- _Problem details_
Go through the records, and copy each line in which the string "subtitle" is present.

- _Input material_

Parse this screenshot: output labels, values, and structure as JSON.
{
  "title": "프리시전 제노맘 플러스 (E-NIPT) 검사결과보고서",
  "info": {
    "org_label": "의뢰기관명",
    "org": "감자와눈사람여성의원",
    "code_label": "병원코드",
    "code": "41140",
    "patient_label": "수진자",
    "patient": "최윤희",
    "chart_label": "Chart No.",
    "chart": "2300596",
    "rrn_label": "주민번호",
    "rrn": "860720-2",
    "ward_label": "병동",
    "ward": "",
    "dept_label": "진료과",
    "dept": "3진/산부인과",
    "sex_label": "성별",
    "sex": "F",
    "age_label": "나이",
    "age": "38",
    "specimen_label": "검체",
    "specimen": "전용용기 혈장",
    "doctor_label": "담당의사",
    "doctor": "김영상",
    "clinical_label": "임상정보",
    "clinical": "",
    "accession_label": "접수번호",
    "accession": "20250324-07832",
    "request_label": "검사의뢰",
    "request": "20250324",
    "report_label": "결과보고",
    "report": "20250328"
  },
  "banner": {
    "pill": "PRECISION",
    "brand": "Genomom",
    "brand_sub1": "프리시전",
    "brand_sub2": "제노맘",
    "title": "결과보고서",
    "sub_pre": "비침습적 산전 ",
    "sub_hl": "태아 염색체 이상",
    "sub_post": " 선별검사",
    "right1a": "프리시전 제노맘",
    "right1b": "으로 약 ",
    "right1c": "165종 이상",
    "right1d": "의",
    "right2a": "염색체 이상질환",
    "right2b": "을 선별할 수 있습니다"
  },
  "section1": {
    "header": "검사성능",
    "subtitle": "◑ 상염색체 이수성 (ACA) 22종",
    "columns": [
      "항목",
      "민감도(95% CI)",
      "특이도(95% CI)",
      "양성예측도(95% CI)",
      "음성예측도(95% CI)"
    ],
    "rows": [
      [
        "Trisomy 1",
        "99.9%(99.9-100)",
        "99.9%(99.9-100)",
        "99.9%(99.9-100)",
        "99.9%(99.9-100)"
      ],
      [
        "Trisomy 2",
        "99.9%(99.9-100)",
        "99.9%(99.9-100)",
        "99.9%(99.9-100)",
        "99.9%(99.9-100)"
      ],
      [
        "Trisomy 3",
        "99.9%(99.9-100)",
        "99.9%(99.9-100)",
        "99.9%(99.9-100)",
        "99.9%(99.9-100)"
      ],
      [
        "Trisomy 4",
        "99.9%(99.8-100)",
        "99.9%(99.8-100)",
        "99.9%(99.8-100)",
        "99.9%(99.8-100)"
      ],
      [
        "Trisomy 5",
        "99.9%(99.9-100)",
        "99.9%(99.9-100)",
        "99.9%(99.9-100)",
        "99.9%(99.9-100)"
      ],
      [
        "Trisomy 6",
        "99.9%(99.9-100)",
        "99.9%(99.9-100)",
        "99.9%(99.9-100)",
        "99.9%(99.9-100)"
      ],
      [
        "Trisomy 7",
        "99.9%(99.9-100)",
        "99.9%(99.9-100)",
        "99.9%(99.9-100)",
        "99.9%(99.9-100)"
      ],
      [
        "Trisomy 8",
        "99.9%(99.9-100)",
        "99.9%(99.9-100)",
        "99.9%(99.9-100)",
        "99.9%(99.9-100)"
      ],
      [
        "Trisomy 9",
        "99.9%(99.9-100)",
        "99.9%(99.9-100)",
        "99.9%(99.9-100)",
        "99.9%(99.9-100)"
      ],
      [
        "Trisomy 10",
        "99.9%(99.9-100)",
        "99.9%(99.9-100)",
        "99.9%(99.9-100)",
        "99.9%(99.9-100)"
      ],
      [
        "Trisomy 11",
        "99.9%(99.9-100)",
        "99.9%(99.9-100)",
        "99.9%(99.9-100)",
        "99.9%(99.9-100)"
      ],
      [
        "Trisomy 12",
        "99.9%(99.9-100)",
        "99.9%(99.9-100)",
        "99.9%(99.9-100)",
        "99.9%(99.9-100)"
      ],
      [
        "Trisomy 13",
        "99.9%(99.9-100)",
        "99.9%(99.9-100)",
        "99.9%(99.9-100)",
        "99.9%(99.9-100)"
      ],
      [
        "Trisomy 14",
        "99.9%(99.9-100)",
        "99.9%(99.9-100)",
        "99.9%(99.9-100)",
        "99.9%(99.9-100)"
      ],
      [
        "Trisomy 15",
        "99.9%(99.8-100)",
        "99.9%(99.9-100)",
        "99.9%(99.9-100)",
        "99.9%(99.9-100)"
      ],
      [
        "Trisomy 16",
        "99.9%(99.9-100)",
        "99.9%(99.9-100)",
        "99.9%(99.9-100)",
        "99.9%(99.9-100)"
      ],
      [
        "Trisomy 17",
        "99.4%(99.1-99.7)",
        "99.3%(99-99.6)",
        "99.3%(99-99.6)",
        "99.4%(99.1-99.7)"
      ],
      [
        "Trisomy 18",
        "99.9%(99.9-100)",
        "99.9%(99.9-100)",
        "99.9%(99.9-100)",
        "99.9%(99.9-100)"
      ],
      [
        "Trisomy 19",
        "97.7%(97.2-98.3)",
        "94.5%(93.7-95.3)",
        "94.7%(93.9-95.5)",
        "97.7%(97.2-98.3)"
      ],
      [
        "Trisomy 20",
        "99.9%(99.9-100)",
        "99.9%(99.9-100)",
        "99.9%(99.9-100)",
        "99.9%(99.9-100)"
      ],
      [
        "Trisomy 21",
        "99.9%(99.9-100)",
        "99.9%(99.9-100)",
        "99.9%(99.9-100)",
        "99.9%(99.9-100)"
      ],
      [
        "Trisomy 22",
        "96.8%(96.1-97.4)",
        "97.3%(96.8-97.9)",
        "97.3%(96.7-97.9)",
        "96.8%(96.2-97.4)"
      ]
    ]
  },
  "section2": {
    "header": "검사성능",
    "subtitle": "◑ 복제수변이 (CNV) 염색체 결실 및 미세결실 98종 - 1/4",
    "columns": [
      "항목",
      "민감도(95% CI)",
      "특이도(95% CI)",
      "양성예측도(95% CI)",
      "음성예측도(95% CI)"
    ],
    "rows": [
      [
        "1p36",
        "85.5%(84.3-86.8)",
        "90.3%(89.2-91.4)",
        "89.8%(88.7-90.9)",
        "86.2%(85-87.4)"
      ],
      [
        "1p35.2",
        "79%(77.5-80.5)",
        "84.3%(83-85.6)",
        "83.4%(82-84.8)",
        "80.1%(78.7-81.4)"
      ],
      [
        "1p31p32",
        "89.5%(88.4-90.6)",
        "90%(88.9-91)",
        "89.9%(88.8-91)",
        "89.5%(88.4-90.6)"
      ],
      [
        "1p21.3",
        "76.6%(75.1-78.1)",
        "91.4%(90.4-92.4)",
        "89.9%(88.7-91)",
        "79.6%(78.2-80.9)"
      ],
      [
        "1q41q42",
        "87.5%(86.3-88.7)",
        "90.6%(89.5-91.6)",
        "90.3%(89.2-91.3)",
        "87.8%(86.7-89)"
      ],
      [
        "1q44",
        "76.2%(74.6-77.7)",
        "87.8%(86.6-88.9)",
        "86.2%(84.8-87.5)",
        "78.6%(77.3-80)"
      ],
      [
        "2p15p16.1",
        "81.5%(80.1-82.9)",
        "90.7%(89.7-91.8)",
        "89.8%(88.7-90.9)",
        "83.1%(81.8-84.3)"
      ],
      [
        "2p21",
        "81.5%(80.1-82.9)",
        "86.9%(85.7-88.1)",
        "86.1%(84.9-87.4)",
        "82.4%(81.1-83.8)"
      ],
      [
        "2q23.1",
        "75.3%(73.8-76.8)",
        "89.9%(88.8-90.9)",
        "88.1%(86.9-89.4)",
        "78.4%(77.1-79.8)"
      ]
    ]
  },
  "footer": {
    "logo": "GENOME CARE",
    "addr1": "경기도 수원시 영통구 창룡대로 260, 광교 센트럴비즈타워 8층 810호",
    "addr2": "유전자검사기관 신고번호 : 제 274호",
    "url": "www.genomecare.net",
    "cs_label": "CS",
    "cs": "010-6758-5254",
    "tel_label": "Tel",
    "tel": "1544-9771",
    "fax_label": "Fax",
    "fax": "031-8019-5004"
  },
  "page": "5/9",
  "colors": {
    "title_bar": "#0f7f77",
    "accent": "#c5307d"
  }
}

- _Solution below_
    "subtitle": "◑ 상염색체 이수성 (ACA) 22종",
    "subtitle": "◑ 복제수변이 (CNV) 염색체 결실 및 미세결실 98종 - 1/4",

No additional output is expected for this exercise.